Set task — Write out each line beneath this one exactly as it reads.

Input for this task —
--- --- ---
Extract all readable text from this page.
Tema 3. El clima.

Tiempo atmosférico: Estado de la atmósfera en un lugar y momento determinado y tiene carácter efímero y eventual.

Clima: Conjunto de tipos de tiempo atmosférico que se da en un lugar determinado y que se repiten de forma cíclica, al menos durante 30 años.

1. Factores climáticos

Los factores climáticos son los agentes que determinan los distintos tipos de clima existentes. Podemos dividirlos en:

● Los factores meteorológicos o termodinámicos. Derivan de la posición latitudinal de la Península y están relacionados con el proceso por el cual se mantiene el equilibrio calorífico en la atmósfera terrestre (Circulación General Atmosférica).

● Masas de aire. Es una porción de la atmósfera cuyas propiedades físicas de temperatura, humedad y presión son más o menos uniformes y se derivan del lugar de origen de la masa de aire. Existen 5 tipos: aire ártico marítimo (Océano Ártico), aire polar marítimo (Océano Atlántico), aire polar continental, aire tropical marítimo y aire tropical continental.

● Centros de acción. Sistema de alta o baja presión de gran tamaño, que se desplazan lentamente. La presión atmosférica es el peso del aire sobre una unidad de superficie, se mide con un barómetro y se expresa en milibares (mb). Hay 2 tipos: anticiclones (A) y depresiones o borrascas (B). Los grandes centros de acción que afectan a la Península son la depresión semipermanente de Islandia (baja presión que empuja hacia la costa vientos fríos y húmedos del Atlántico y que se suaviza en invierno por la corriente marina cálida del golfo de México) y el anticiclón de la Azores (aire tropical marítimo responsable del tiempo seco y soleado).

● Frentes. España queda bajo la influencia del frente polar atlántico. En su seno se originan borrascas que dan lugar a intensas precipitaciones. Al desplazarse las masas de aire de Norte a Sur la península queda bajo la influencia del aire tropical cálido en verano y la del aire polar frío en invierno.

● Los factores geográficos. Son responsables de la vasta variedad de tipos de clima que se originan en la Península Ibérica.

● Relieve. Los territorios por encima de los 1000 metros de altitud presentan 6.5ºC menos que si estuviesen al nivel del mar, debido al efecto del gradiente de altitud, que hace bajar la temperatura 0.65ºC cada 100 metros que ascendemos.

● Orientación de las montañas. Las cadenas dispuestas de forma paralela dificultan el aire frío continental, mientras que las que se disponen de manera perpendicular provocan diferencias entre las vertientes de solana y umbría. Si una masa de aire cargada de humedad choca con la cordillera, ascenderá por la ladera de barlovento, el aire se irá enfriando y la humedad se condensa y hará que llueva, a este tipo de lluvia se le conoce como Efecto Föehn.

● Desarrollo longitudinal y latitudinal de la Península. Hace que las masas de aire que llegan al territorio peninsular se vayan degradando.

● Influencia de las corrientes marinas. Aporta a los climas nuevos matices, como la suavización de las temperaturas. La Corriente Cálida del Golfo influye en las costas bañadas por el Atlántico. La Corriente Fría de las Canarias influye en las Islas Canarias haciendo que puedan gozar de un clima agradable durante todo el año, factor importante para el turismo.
--- --- ---
Answer —
Extract all readable text from this page.
Tema 3. El clima.

Tiempo atmosférico: Estado de la atmósfera en un lugar y momento determinado y tiene carácter efímero y eventual.

Clima: Conjunto de tipos de tiempo atmosférico que se da en un lugar determinado y que se repiten de forma cíclica, al menos durante 30 años.

1. Factores climáticos

Los factores climáticos son los agentes que determinan los distintos tipos de clima existentes. Podemos dividirlos en:

● Los factores meteorológicos o termodinámicos. Derivan de la posición latitudinal de la Península y están relacionados con el proceso por el cual se mantiene el equilibrio calorífico en la atmósfera terrestre (Circulación General Atmosférica).

● Masas de aire. Es una porción de la atmósfera cuyas propiedades físicas de temperatura, humedad y presión son más o menos uniformes y se derivan del lugar de origen de la masa de aire. Existen 5 tipos: aire ártico marítimo (Océano Ártico), aire polar marítimo (Océano Atlántico), aire polar continental, aire tropical marítimo y aire tropical continental.

● Centros de acción. Sistema de alta o baja presión de gran tamaño, que se desplazan lentamente. La presión atmosférica es el peso del aire sobre una unidad de superficie, se mide con un barómetro y se expresa en milibares (mb). Hay 2 tipos: anticiclones (A) y depresiones o borrascas (B). Los grandes centros de acción que afectan a la Península son la depresión semipermanente de Islandia (baja presión que empuja hacia la costa vientos fríos y húmedos del Atlántico y que se suaviza en invierno por la corriente marina cálida del golfo de México) y el anticiclón de la Azores (aire tropical marítimo responsable del tiempo seco y soleado).

● Frentes. España queda bajo la influencia del frente polar atlántico. En su seno se originan borrascas que dan lugar a intensas precipitaciones. Al desplazarse las masas de aire de Norte a Sur la península queda bajo la influencia del aire tropical cálido en verano y la del aire polar frío en invierno.

● Los factores geográficos. Son responsables de la vasta variedad de tipos de clima que se originan en la Península Ibérica.

● Relieve. Los territorios por encima de los 1000 metros de altitud presentan 6.5ºC menos que si estuviesen al nivel del mar, debido al efecto del gradiente de altitud, que hace bajar la temperatura 0.65ºC cada 100 metros que ascendemos.

● Orientación de las montañas. Las cadenas dispuestas de forma paralela dificultan el aire frío continental, mientras que las que se disponen de manera perpendicular provocan diferencias entre las vertientes de solana y umbría. Si una masa de aire cargada de humedad choca con la cordillera, ascenderá por la ladera de barlovento, el aire se irá enfriando y la humedad se condensa y hará que llueva, a este tipo de lluvia se le conoce como Efecto Föehn.

● Desarrollo longitudinal y latitudinal de la Península. Hace que las masas de aire que llegan al territorio peninsular se vayan degradando.

● Influencia de las corrientes marinas. Aporta a los climas nuevos matices, como la suavización de las temperaturas. La Corriente Cálida del Golfo influye en las costas bañadas por el Atlántico. La Corriente Fría de las Canarias influye en las Islas Canarias haciendo que puedan gozar de un clima agradable durante todo el año, factor importante para el turismo.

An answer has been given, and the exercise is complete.